(Records from a collection of figures)
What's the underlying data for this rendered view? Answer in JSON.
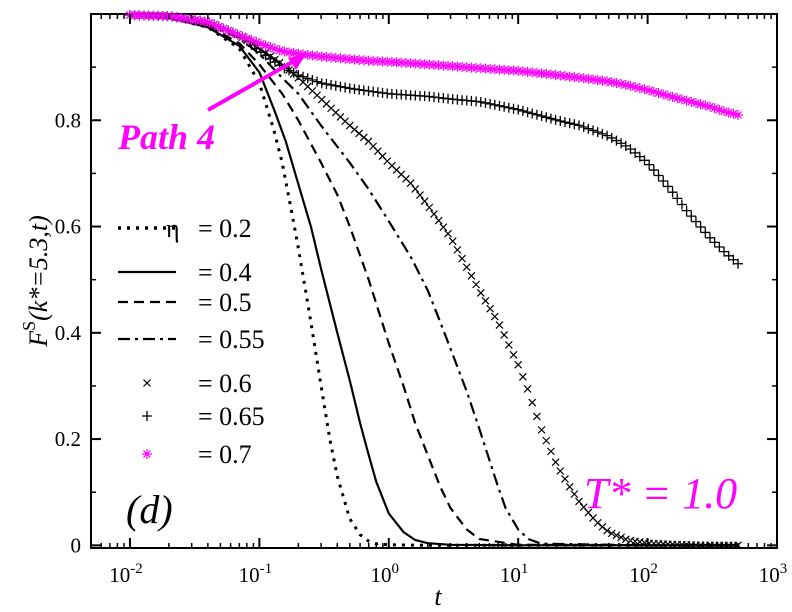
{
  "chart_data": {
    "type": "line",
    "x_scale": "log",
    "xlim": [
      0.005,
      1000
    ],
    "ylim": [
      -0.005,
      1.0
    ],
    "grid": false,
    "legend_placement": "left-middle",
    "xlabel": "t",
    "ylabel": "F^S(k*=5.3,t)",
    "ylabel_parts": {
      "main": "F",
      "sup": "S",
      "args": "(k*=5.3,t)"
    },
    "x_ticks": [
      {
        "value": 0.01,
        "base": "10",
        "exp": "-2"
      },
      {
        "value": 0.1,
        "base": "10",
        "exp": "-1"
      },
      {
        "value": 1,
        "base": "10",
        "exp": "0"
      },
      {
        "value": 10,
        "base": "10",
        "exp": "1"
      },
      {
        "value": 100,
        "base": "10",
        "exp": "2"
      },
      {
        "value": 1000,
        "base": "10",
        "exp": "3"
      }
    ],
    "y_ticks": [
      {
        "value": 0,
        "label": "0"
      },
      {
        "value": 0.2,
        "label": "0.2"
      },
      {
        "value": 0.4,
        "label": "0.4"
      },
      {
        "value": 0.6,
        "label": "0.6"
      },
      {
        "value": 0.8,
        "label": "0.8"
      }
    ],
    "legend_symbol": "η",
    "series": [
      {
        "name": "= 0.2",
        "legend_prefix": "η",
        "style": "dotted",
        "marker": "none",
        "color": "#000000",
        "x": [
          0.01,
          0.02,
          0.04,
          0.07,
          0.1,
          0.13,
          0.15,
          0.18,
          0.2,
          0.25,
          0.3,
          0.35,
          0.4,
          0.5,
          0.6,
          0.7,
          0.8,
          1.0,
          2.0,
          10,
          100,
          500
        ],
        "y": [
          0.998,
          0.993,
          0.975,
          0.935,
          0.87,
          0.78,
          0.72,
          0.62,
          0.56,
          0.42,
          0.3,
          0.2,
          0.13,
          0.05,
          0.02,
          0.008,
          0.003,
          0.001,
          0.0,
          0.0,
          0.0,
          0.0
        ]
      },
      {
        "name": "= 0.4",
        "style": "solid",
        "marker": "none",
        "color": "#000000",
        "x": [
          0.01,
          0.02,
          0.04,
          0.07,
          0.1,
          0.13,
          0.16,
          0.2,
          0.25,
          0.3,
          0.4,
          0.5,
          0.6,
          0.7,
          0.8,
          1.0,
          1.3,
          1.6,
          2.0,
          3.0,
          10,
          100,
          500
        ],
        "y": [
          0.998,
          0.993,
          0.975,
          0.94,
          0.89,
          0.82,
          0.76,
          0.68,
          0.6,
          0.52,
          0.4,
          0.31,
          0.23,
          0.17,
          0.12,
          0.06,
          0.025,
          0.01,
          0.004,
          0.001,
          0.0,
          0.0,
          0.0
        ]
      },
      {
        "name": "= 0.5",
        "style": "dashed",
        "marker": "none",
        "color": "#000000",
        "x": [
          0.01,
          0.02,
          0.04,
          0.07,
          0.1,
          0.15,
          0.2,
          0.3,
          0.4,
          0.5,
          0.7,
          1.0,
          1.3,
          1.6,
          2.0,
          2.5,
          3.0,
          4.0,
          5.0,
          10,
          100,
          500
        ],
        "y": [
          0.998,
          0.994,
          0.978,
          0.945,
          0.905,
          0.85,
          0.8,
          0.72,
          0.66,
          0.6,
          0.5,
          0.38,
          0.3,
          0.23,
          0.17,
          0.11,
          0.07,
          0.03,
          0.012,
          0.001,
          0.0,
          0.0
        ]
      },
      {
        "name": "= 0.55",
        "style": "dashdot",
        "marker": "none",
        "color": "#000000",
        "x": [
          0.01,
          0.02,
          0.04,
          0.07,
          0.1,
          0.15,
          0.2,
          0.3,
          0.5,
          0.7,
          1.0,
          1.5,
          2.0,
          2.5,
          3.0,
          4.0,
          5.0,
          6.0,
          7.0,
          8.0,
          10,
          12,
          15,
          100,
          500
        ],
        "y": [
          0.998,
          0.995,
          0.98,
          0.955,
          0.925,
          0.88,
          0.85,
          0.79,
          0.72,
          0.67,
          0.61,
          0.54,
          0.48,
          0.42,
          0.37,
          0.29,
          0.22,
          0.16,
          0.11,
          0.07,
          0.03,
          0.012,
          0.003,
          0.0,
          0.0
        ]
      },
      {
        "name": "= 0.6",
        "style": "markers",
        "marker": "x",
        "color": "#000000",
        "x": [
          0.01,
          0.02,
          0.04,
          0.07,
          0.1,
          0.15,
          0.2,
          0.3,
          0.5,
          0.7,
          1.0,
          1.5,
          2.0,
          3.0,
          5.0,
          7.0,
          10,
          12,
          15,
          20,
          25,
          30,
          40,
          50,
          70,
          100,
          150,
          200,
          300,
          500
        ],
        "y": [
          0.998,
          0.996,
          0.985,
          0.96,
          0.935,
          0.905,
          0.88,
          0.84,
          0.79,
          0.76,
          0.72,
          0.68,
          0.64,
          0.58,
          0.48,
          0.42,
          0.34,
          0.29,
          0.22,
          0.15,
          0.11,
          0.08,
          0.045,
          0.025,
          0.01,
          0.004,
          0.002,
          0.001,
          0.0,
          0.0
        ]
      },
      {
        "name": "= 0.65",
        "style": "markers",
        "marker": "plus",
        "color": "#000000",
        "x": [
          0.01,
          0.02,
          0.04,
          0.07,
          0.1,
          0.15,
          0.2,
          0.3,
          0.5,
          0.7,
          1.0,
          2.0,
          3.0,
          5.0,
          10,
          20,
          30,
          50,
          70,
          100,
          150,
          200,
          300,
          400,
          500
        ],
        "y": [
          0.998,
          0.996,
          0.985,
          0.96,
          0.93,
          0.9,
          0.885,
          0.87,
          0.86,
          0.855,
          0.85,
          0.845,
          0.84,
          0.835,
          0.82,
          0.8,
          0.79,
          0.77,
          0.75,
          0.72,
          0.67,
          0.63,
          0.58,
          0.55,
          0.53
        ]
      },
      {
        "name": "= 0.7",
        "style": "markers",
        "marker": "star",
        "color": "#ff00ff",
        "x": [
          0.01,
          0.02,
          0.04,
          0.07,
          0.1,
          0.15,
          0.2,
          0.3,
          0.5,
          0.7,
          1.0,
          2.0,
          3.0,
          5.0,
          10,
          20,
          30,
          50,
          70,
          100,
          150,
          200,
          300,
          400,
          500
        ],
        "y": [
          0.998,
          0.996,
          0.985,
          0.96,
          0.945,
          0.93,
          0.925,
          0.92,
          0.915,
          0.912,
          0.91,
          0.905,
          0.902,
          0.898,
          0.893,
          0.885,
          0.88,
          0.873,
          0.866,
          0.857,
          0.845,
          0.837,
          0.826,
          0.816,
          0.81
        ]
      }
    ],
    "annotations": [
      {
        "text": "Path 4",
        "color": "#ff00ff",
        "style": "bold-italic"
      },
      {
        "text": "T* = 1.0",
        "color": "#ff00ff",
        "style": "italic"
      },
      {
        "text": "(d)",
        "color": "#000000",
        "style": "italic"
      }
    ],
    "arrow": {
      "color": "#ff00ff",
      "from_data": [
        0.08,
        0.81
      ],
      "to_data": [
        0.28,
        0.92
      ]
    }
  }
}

— PROBLEM STATEMENT —
Print the entries above exactly, taking out only the pictures.

— THE REPLY —
What's the underlying data for this rendered view? Answer in JSON.
{
  "chart_data": {
    "type": "line",
    "x_scale": "log",
    "xlim": [
      0.005,
      1000
    ],
    "ylim": [
      -0.005,
      1.0
    ],
    "grid": false,
    "legend_placement": "left-middle",
    "xlabel": "t",
    "ylabel": "F^S(k*=5.3,t)",
    "ylabel_parts": {
      "main": "F",
      "sup": "S",
      "args": "(k*=5.3,t)"
    },
    "x_ticks": [
      {
        "value": 0.01,
        "base": "10",
        "exp": "-2"
      },
      {
        "value": 0.1,
        "base": "10",
        "exp": "-1"
      },
      {
        "value": 1,
        "base": "10",
        "exp": "0"
      },
      {
        "value": 10,
        "base": "10",
        "exp": "1"
      },
      {
        "value": 100,
        "base": "10",
        "exp": "2"
      },
      {
        "value": 1000,
        "base": "10",
        "exp": "3"
      }
    ],
    "y_ticks": [
      {
        "value": 0,
        "label": "0"
      },
      {
        "value": 0.2,
        "label": "0.2"
      },
      {
        "value": 0.4,
        "label": "0.4"
      },
      {
        "value": 0.6,
        "label": "0.6"
      },
      {
        "value": 0.8,
        "label": "0.8"
      }
    ],
    "legend_symbol": "η",
    "series": [
      {
        "name": "= 0.2",
        "legend_prefix": "η",
        "style": "dotted",
        "marker": "none",
        "color": "#000000",
        "x": [
          0.01,
          0.02,
          0.04,
          0.07,
          0.1,
          0.13,
          0.15,
          0.18,
          0.2,
          0.25,
          0.3,
          0.35,
          0.4,
          0.5,
          0.6,
          0.7,
          0.8,
          1.0,
          2.0,
          10,
          100,
          500
        ],
        "y": [
          0.998,
          0.993,
          0.975,
          0.935,
          0.87,
          0.78,
          0.72,
          0.62,
          0.56,
          0.42,
          0.3,
          0.2,
          0.13,
          0.05,
          0.02,
          0.008,
          0.003,
          0.001,
          0.0,
          0.0,
          0.0,
          0.0
        ]
      },
      {
        "name": "= 0.4",
        "style": "solid",
        "marker": "none",
        "color": "#000000",
        "x": [
          0.01,
          0.02,
          0.04,
          0.07,
          0.1,
          0.13,
          0.16,
          0.2,
          0.25,
          0.3,
          0.4,
          0.5,
          0.6,
          0.7,
          0.8,
          1.0,
          1.3,
          1.6,
          2.0,
          3.0,
          10,
          100,
          500
        ],
        "y": [
          0.998,
          0.993,
          0.975,
          0.94,
          0.89,
          0.82,
          0.76,
          0.68,
          0.6,
          0.52,
          0.4,
          0.31,
          0.23,
          0.17,
          0.12,
          0.06,
          0.025,
          0.01,
          0.004,
          0.001,
          0.0,
          0.0,
          0.0
        ]
      },
      {
        "name": "= 0.5",
        "style": "dashed",
        "marker": "none",
        "color": "#000000",
        "x": [
          0.01,
          0.02,
          0.04,
          0.07,
          0.1,
          0.15,
          0.2,
          0.3,
          0.4,
          0.5,
          0.7,
          1.0,
          1.3,
          1.6,
          2.0,
          2.5,
          3.0,
          4.0,
          5.0,
          10,
          100,
          500
        ],
        "y": [
          0.998,
          0.994,
          0.978,
          0.945,
          0.905,
          0.85,
          0.8,
          0.72,
          0.66,
          0.6,
          0.5,
          0.38,
          0.3,
          0.23,
          0.17,
          0.11,
          0.07,
          0.03,
          0.012,
          0.001,
          0.0,
          0.0
        ]
      },
      {
        "name": "= 0.55",
        "style": "dashdot",
        "marker": "none",
        "color": "#000000",
        "x": [
          0.01,
          0.02,
          0.04,
          0.07,
          0.1,
          0.15,
          0.2,
          0.3,
          0.5,
          0.7,
          1.0,
          1.5,
          2.0,
          2.5,
          3.0,
          4.0,
          5.0,
          6.0,
          7.0,
          8.0,
          10,
          12,
          15,
          100,
          500
        ],
        "y": [
          0.998,
          0.995,
          0.98,
          0.955,
          0.925,
          0.88,
          0.85,
          0.79,
          0.72,
          0.67,
          0.61,
          0.54,
          0.48,
          0.42,
          0.37,
          0.29,
          0.22,
          0.16,
          0.11,
          0.07,
          0.03,
          0.012,
          0.003,
          0.0,
          0.0
        ]
      },
      {
        "name": "= 0.6",
        "style": "markers",
        "marker": "x",
        "color": "#000000",
        "x": [
          0.01,
          0.02,
          0.04,
          0.07,
          0.1,
          0.15,
          0.2,
          0.3,
          0.5,
          0.7,
          1.0,
          1.5,
          2.0,
          3.0,
          5.0,
          7.0,
          10,
          12,
          15,
          20,
          25,
          30,
          40,
          50,
          70,
          100,
          150,
          200,
          300,
          500
        ],
        "y": [
          0.998,
          0.996,
          0.985,
          0.96,
          0.935,
          0.905,
          0.88,
          0.84,
          0.79,
          0.76,
          0.72,
          0.68,
          0.64,
          0.58,
          0.48,
          0.42,
          0.34,
          0.29,
          0.22,
          0.15,
          0.11,
          0.08,
          0.045,
          0.025,
          0.01,
          0.004,
          0.002,
          0.001,
          0.0,
          0.0
        ]
      },
      {
        "name": "= 0.65",
        "style": "markers",
        "marker": "plus",
        "color": "#000000",
        "x": [
          0.01,
          0.02,
          0.04,
          0.07,
          0.1,
          0.15,
          0.2,
          0.3,
          0.5,
          0.7,
          1.0,
          2.0,
          3.0,
          5.0,
          10,
          20,
          30,
          50,
          70,
          100,
          150,
          200,
          300,
          400,
          500
        ],
        "y": [
          0.998,
          0.996,
          0.985,
          0.96,
          0.93,
          0.9,
          0.885,
          0.87,
          0.86,
          0.855,
          0.85,
          0.845,
          0.84,
          0.835,
          0.82,
          0.8,
          0.79,
          0.77,
          0.75,
          0.72,
          0.67,
          0.63,
          0.58,
          0.55,
          0.53
        ]
      },
      {
        "name": "= 0.7",
        "style": "markers",
        "marker": "star",
        "color": "#ff00ff",
        "x": [
          0.01,
          0.02,
          0.04,
          0.07,
          0.1,
          0.15,
          0.2,
          0.3,
          0.5,
          0.7,
          1.0,
          2.0,
          3.0,
          5.0,
          10,
          20,
          30,
          50,
          70,
          100,
          150,
          200,
          300,
          400,
          500
        ],
        "y": [
          0.998,
          0.996,
          0.985,
          0.96,
          0.945,
          0.93,
          0.925,
          0.92,
          0.915,
          0.912,
          0.91,
          0.905,
          0.902,
          0.898,
          0.893,
          0.885,
          0.88,
          0.873,
          0.866,
          0.857,
          0.845,
          0.837,
          0.826,
          0.816,
          0.81
        ]
      }
    ],
    "annotations": [
      {
        "text": "Path 4",
        "color": "#ff00ff",
        "style": "bold-italic"
      },
      {
        "text": "T* = 1.0",
        "color": "#ff00ff",
        "style": "italic"
      },
      {
        "text": "(d)",
        "color": "#000000",
        "style": "italic"
      }
    ],
    "arrow": {
      "color": "#ff00ff",
      "from_data": [
        0.08,
        0.81
      ],
      "to_data": [
        0.28,
        0.92
      ]
    }
  }
}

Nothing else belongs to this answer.